EXERCISE BRIEF
Reproduce the records below in full and word for word, excluding pictures.

DATASET ROWS
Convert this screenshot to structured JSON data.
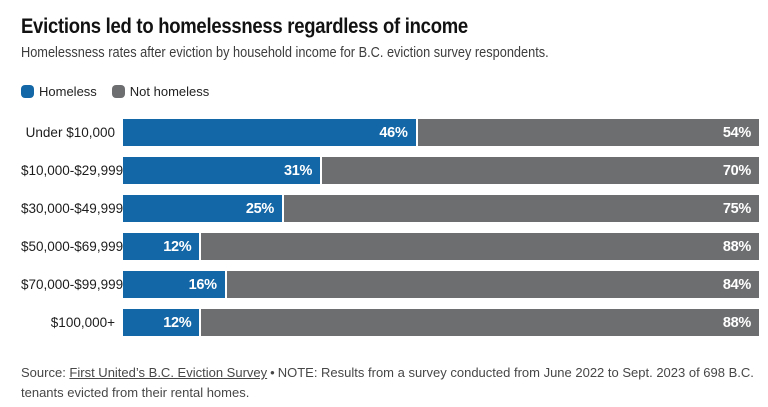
{
  "header": {
    "title": "Evictions led to homelessness regardless of income",
    "subtitle": "Homelessness rates after eviction by household income for B.C. eviction survey respondents."
  },
  "legend": {
    "items": [
      {
        "label": "Homeless",
        "color": "#1467a6"
      },
      {
        "label": "Not homeless",
        "color": "#6d6e70"
      }
    ]
  },
  "chart_data": {
    "type": "bar",
    "orientation": "horizontal",
    "stacked": true,
    "unit": "%",
    "xlim": [
      0,
      100
    ],
    "grid": false,
    "legend_position": "top-left",
    "value_labels": "inside-end",
    "categories": [
      "Under $10,000",
      "$10,000-$29,999",
      "$30,000-$49,999",
      "$50,000-$69,999",
      "$70,000-$99,999",
      "$100,000+"
    ],
    "series": [
      {
        "name": "Homeless",
        "color": "#1467a6",
        "values": [
          46,
          31,
          25,
          12,
          16,
          12
        ]
      },
      {
        "name": "Not homeless",
        "color": "#6d6e70",
        "values": [
          54,
          70,
          75,
          88,
          84,
          88
        ]
      }
    ]
  },
  "footer": {
    "source_prefix": "Source: ",
    "source_link": "First United’s B.C. Eviction Survey",
    "separator": "•",
    "note": "NOTE: Results from a survey conducted from June 2022 to Sept. 2023 of 698 B.C. tenants evicted from their rental homes."
  },
  "colors": {
    "homeless": "#1467a6",
    "not_homeless": "#6d6e70",
    "background": "#ffffff"
  }
}
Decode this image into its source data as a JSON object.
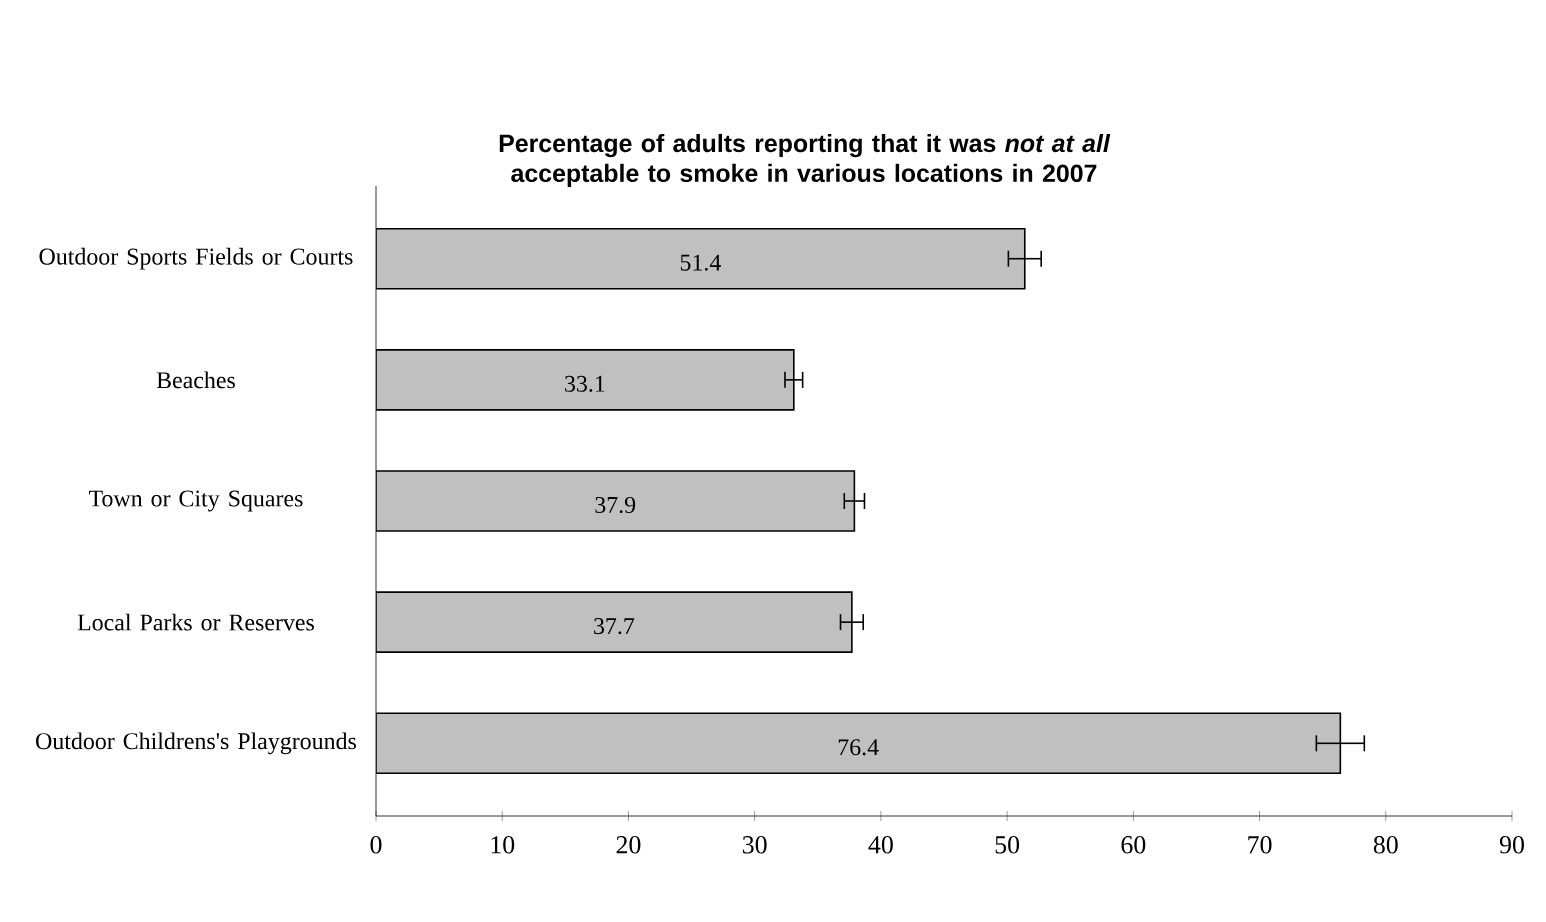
{
  "chart_data": {
    "type": "bar",
    "orientation": "horizontal",
    "title": "Percentage of adults reporting that it was *not at all* acceptable to smoke in various locations in 2007",
    "categories": [
      "Outdoor Sports Fields or Courts",
      "Beaches",
      "Town or City Squares",
      "Local Parks or Reserves",
      "Outdoor Childrens's Playgrounds"
    ],
    "values": [
      51.4,
      33.1,
      37.9,
      37.7,
      76.4
    ],
    "value_labels": [
      "51.4",
      "33.1",
      "37.9",
      "37.7",
      "76.4"
    ],
    "errors": [
      1.3,
      0.7,
      0.8,
      0.9,
      1.9
    ],
    "color": "#c0c0c0",
    "xlim": [
      0,
      90
    ],
    "xticks": [
      0,
      10,
      20,
      30,
      40,
      50,
      60,
      70,
      80,
      90
    ],
    "grid": false
  }
}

SOLUTION TO THIS TASK
Convert this screenshot to structured JSON data.
{
  "header": {
    "title": "Evictions led to homelessness regardless of income",
    "subtitle": "Homelessness rates after eviction by household income for B.C. eviction survey respondents."
  },
  "legend": {
    "items": [
      {
        "label": "Homeless",
        "color": "#1467a6"
      },
      {
        "label": "Not homeless",
        "color": "#6d6e70"
      }
    ]
  },
  "chart_data": {
    "type": "bar",
    "orientation": "horizontal",
    "stacked": true,
    "unit": "%",
    "xlim": [
      0,
      100
    ],
    "grid": false,
    "legend_position": "top-left",
    "value_labels": "inside-end",
    "categories": [
      "Under $10,000",
      "$10,000-$29,999",
      "$30,000-$49,999",
      "$50,000-$69,999",
      "$70,000-$99,999",
      "$100,000+"
    ],
    "series": [
      {
        "name": "Homeless",
        "color": "#1467a6",
        "values": [
          46,
          31,
          25,
          12,
          16,
          12
        ]
      },
      {
        "name": "Not homeless",
        "color": "#6d6e70",
        "values": [
          54,
          70,
          75,
          88,
          84,
          88
        ]
      }
    ]
  },
  "footer": {
    "source_prefix": "Source: ",
    "source_link": "First United’s B.C. Eviction Survey",
    "separator": "•",
    "note": "NOTE: Results from a survey conducted from June 2022 to Sept. 2023 of 698 B.C. tenants evicted from their rental homes."
  },
  "colors": {
    "homeless": "#1467a6",
    "not_homeless": "#6d6e70",
    "background": "#ffffff"
  }
}
Decode this image into its source data as a JSON object.
{
  "chart_data": {
    "type": "bar",
    "orientation": "horizontal",
    "title": "Percentage of adults reporting that it was *not at all* acceptable to smoke in various locations in 2007",
    "categories": [
      "Outdoor Sports Fields or Courts",
      "Beaches",
      "Town or City Squares",
      "Local Parks or Reserves",
      "Outdoor Childrens's Playgrounds"
    ],
    "values": [
      51.4,
      33.1,
      37.9,
      37.7,
      76.4
    ],
    "value_labels": [
      "51.4",
      "33.1",
      "37.9",
      "37.7",
      "76.4"
    ],
    "errors": [
      1.3,
      0.7,
      0.8,
      0.9,
      1.9
    ],
    "color": "#c0c0c0",
    "xlim": [
      0,
      90
    ],
    "xticks": [
      0,
      10,
      20,
      30,
      40,
      50,
      60,
      70,
      80,
      90
    ],
    "grid": false
  }
}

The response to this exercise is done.